_Data listing_.
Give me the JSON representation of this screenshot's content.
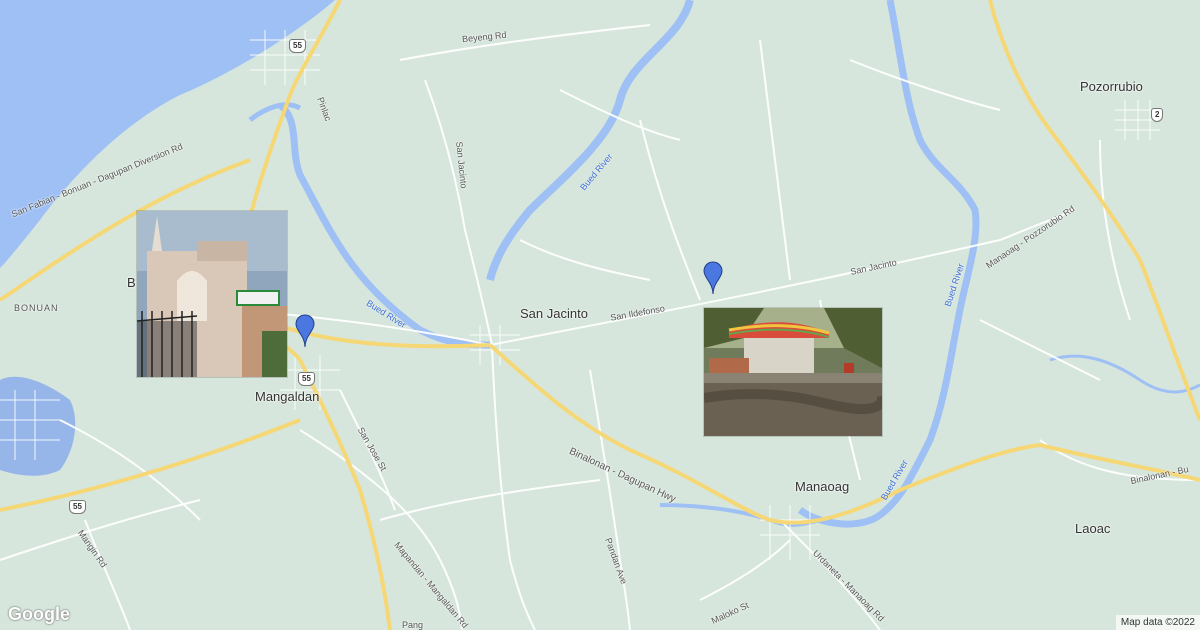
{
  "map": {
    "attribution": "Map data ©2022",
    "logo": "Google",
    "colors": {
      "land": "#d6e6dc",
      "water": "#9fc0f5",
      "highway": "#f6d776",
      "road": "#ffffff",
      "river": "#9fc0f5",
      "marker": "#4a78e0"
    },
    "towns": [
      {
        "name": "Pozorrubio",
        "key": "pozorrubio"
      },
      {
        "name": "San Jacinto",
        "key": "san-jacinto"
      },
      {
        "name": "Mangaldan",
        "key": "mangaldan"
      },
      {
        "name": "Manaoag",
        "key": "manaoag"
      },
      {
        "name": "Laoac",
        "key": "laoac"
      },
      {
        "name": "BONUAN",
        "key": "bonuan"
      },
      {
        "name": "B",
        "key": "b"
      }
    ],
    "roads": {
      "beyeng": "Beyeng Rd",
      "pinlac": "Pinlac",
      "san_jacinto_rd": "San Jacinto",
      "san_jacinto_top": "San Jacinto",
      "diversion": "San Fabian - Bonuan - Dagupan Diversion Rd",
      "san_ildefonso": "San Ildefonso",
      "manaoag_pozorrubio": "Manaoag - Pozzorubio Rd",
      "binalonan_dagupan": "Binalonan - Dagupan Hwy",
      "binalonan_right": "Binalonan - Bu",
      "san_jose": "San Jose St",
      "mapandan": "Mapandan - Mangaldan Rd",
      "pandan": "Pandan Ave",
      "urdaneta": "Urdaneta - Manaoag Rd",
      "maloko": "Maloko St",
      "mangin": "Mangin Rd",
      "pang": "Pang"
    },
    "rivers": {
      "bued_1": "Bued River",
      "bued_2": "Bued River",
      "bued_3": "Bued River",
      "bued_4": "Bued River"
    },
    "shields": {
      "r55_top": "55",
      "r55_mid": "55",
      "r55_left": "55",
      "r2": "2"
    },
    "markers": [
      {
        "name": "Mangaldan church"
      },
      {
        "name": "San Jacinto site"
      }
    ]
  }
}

_Given request_. The material above holds pictures; copy everything else in it exactly.

_Finished answer_.
Give me the JSON representation of this screenshot's content.
{
  "map": {
    "attribution": "Map data ©2022",
    "logo": "Google",
    "colors": {
      "land": "#d6e6dc",
      "water": "#9fc0f5",
      "highway": "#f6d776",
      "road": "#ffffff",
      "river": "#9fc0f5",
      "marker": "#4a78e0"
    },
    "towns": [
      {
        "name": "Pozorrubio",
        "key": "pozorrubio"
      },
      {
        "name": "San Jacinto",
        "key": "san-jacinto"
      },
      {
        "name": "Mangaldan",
        "key": "mangaldan"
      },
      {
        "name": "Manaoag",
        "key": "manaoag"
      },
      {
        "name": "Laoac",
        "key": "laoac"
      },
      {
        "name": "BONUAN",
        "key": "bonuan"
      },
      {
        "name": "B",
        "key": "b"
      }
    ],
    "roads": {
      "beyeng": "Beyeng Rd",
      "pinlac": "Pinlac",
      "san_jacinto_rd": "San Jacinto",
      "san_jacinto_top": "San Jacinto",
      "diversion": "San Fabian - Bonuan - Dagupan Diversion Rd",
      "san_ildefonso": "San Ildefonso",
      "manaoag_pozorrubio": "Manaoag - Pozzorubio Rd",
      "binalonan_dagupan": "Binalonan - Dagupan Hwy",
      "binalonan_right": "Binalonan - Bu",
      "san_jose": "San Jose St",
      "mapandan": "Mapandan - Mangaldan Rd",
      "pandan": "Pandan Ave",
      "urdaneta": "Urdaneta - Manaoag Rd",
      "maloko": "Maloko St",
      "mangin": "Mangin Rd",
      "pang": "Pang"
    },
    "rivers": {
      "bued_1": "Bued River",
      "bued_2": "Bued River",
      "bued_3": "Bued River",
      "bued_4": "Bued River"
    },
    "shields": {
      "r55_top": "55",
      "r55_mid": "55",
      "r55_left": "55",
      "r2": "2"
    },
    "markers": [
      {
        "name": "Mangaldan church"
      },
      {
        "name": "San Jacinto site"
      }
    ]
  }
}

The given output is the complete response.